→ What the exercise asks:
Would you count how many lines of the entries below include the word "Signature"? Give nothing but the number.

[Items from a data source]

○ ○ ○

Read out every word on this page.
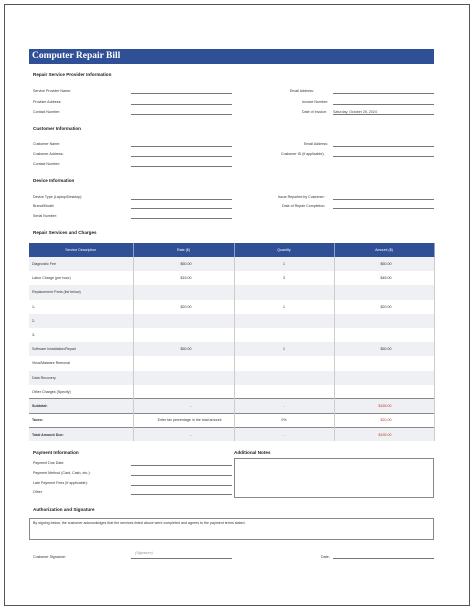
Computer Repair Bill
Repair Service Provider Information
Service Provider Name:
Provider Address:
Contact Number:
Email Address:
Invoice Number:
Date of Invoice: Saturday, October 26, 2024
Customer Information
Customer Name:
Customer Address:
Contact Number:
Email Address:
Customer ID (if applicable):
Device Information
Device Type (Laptop/Desktop):
Brand/Model:
Serial Number:
Issue Reported by Customer:
Date of Repair Completion:
Repair Services and Charges
Service Description	Rate ($)	Quantity	Amount ($)
Diagnostic Fee	$50.00	1	$50.00
Labor Charge (per hour)	$15.00	3	$45.00
Replacement Parts (list below)			
1-	$20.00	1	$20.00
2-			
3-			
Software Installation/Repair	$50.00	1	$50.00
Virus/Malware Removal			
Data Recovery			
Other Charges (Specify)			
Subtotal:	-	-	$165.00
Taxes:	Enter tax percentage in the total amount	0%	$20.00
Total Amount Due:	-	-	$155.00
Payment Information
Payment Due Date:
Payment Method (Card, Cash, etc.):
Late Payment Fees (If applicable):
Other
Additional Notes
Authorization and Signature
By signing below, the customer acknowledges that the services listed above were completed and agrees to the payment terms stated.
Customer Signature:
(Signature)
Date:
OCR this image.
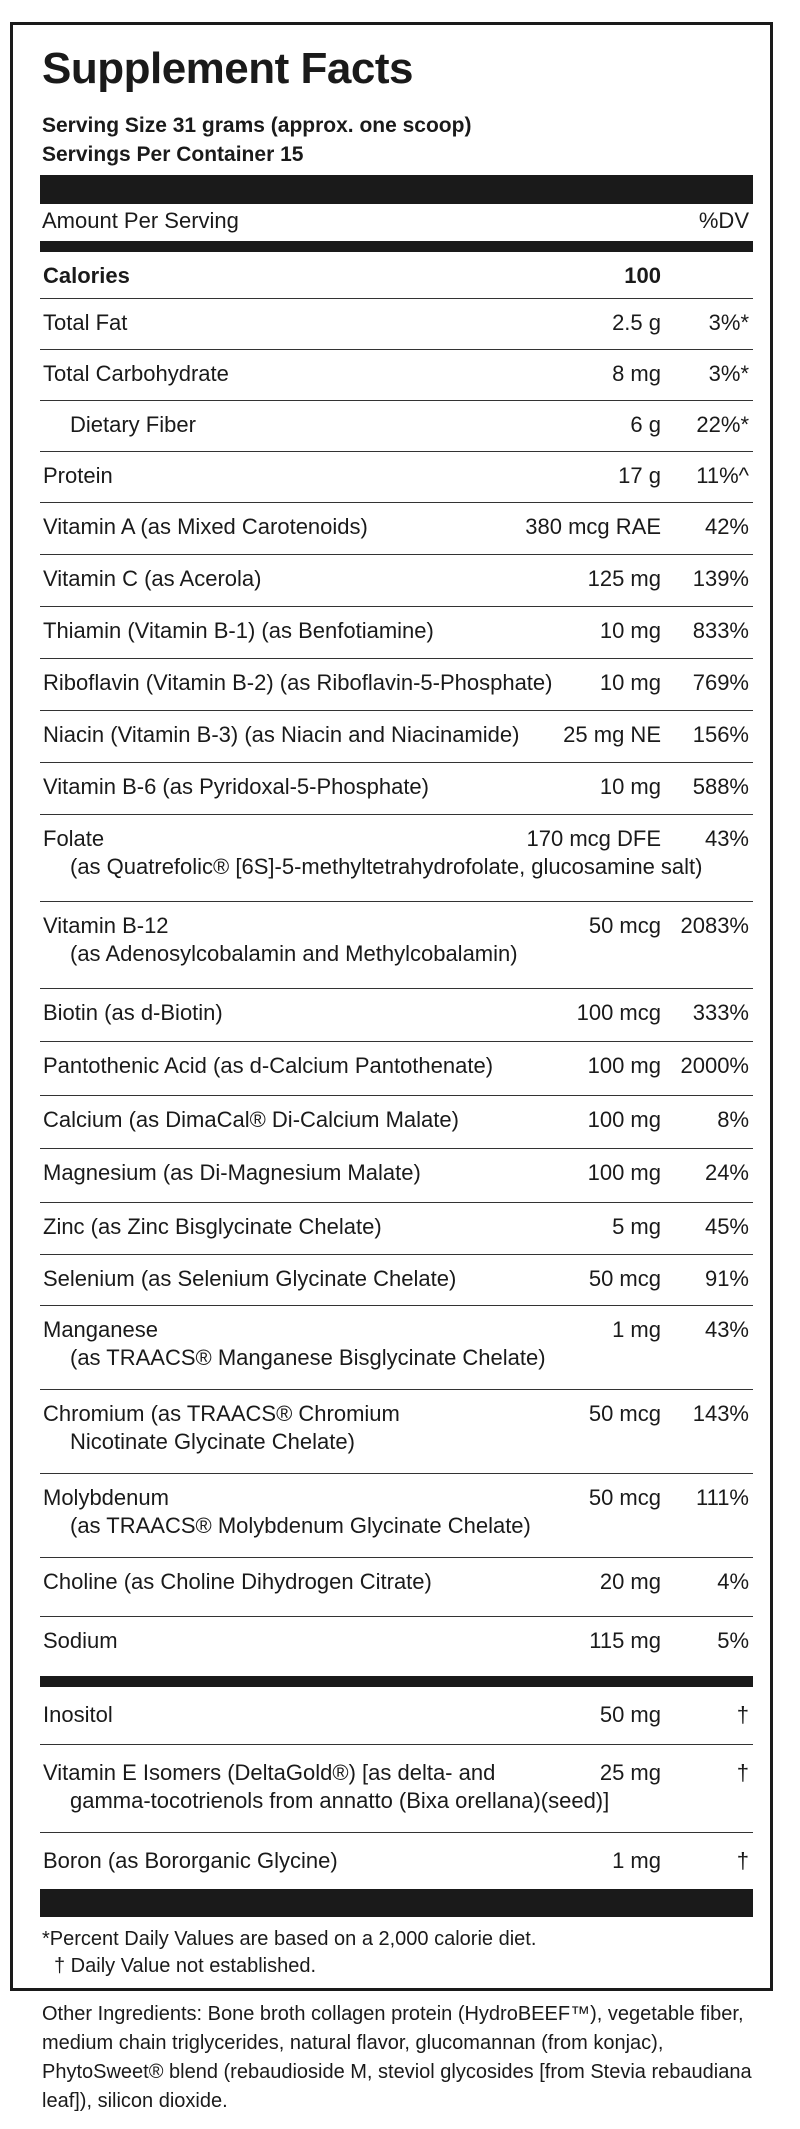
Supplement Facts
Serving Size 31 grams (approx. one scoop)
Servings Per Container 15
Amount Per Serving	%DV
Calories	100
Total Fat	2.5 g 3%*
Total Carbohydrate	8 mg 3%*
Dietary Fiber	6 g 22%*
Protein	17 g 11%^
Vitamin A (as Mixed Carotenoids)	380 mcg RAE 42%
Vitamin C (as Acerola)	125 mg 139%
Thiamin (Vitamin B-1) (as Benfotiamine)	10 mg 833%
Riboflavin (Vitamin B-2) (as Riboflavin-5-Phosphate) 10 mg 769%
Niacin (Vitamin B-3) (as Niacin and Niacinamide) 25 mg NE 156%
Vitamin B-6 (as Pyridoxal-5-Phosphate)	10 mg 588%
Folate
(as Quatrefolic® [6S]-5-methyltetrahydrofolate, glucosamine salt)
170 mcg DFE 43%
Vitamin B-12
(as Adenosylcobalamin and Methylcobalamin)
50 mcg 2083%
Biotin (as d-Biotin)	100 mcg 333%
Pantothenic Acid (as d-Calcium Pantothenate)	100 mg 2000%
Calcium (as DimaCal® Di-Calcium Malate)	100 mg	8%
Magnesium (as Di-Magnesium Malate)	100 mg 24%
Zinc (as Zinc Bisglycinate Chelate)	5 mg 45%
Selenium (as Selenium Glycinate Chelate)	50 mcg 91%
Manganese
(as TRAACS® Manganese Bisglycinate Chelate)
1 mg 43%
Chromium (as TRAACS® Chromium
Nicotinate Glycinate Chelate)
50 mcg 143%
Molybdenum
(as TRAACS® Molybdenum Glycinate Chelate)
50 mcg 111%
Choline (as Choline Dihydrogen Citrate)	20 mg	4%
Sodium	115 mg	5%
Inositol	50 mg	†
Vitamin E Isomers (DeltaGold®) [as delta- and
gamma-tocotrienols from annatto (Bixa orellana)(seed)]
25 mg	†
Boron (as Bororganic Glycine)	1 mg	†
*Percent Daily Values are based on a 2,000 calorie diet.
† Daily Value not established.
Other Ingredients: Bone broth collagen protein (HydroBEEF™), vegetable fiber, medium chain triglycerides, natural flavor, glucomannan (from konjac), PhytoSweet® blend (rebaudioside M, steviol glycosides [from Stevia rebaudiana leaf]), silicon dioxide.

○ ○ ○

→ Response area:
3